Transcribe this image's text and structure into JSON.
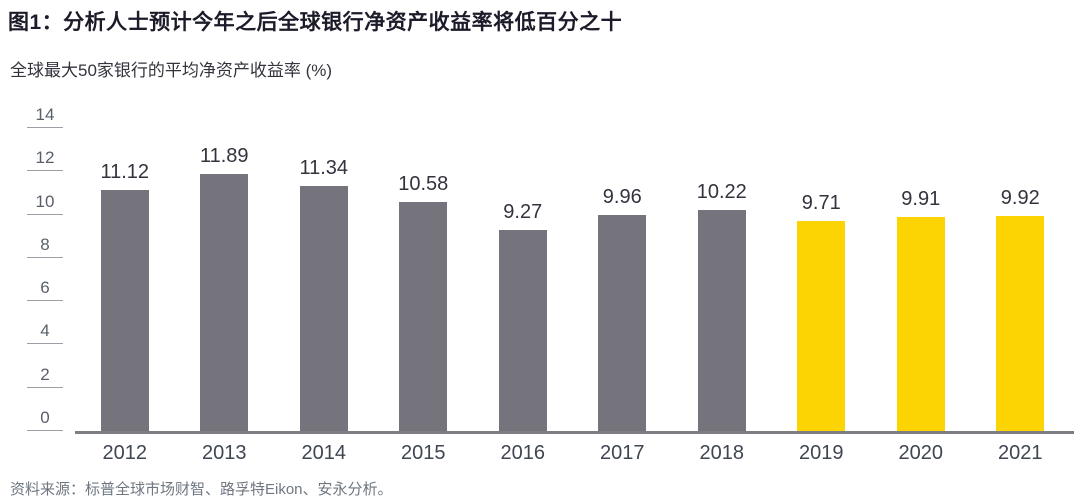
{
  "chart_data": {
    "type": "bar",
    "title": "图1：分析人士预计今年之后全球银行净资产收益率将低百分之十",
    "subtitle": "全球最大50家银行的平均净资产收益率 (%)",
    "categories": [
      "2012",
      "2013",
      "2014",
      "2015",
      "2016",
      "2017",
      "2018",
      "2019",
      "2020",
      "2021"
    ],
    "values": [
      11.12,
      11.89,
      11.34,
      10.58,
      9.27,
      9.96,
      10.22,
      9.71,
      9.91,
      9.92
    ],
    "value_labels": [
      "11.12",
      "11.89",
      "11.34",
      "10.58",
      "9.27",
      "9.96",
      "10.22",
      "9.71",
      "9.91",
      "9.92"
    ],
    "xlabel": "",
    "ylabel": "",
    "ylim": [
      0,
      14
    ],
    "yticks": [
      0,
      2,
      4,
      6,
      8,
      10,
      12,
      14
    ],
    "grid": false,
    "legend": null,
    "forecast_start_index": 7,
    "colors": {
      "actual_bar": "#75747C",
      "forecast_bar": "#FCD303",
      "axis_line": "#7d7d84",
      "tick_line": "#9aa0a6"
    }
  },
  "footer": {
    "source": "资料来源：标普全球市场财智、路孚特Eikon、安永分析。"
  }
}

------------------------------------------------

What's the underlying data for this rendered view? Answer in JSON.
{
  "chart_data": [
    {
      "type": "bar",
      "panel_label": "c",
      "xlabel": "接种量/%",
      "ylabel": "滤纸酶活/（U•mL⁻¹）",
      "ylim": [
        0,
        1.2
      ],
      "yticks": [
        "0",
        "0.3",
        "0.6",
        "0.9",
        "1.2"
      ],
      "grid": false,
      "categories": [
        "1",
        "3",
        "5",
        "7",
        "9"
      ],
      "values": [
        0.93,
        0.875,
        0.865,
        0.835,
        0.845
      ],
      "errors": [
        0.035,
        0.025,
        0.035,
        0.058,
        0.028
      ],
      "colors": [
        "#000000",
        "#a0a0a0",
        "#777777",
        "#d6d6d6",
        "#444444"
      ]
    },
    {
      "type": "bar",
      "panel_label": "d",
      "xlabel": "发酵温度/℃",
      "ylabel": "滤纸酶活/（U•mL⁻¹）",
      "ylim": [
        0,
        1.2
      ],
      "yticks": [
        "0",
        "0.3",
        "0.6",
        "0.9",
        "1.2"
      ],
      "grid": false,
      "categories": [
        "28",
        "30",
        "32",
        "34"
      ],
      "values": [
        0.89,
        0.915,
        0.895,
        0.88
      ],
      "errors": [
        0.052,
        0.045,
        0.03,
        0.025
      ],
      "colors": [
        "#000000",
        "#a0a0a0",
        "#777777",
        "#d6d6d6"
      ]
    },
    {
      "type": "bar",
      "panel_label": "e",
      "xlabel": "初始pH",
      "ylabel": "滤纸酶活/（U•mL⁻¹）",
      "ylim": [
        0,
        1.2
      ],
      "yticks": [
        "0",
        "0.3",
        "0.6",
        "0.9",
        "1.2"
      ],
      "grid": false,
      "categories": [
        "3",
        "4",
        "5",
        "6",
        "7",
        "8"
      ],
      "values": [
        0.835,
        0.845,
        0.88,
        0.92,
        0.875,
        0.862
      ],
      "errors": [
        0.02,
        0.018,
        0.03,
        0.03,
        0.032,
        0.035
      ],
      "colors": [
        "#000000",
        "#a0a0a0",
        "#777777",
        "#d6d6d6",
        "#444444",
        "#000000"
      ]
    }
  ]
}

------------------------------------------------

DIRECTION:
Track down every line with the word "xlabel" and copy it.

TASK SOLUTION:
    "xlabel": "",
      "xlabel": "接种量/%",
      "xlabel": "发酵温度/℃",
      "xlabel": "初始pH",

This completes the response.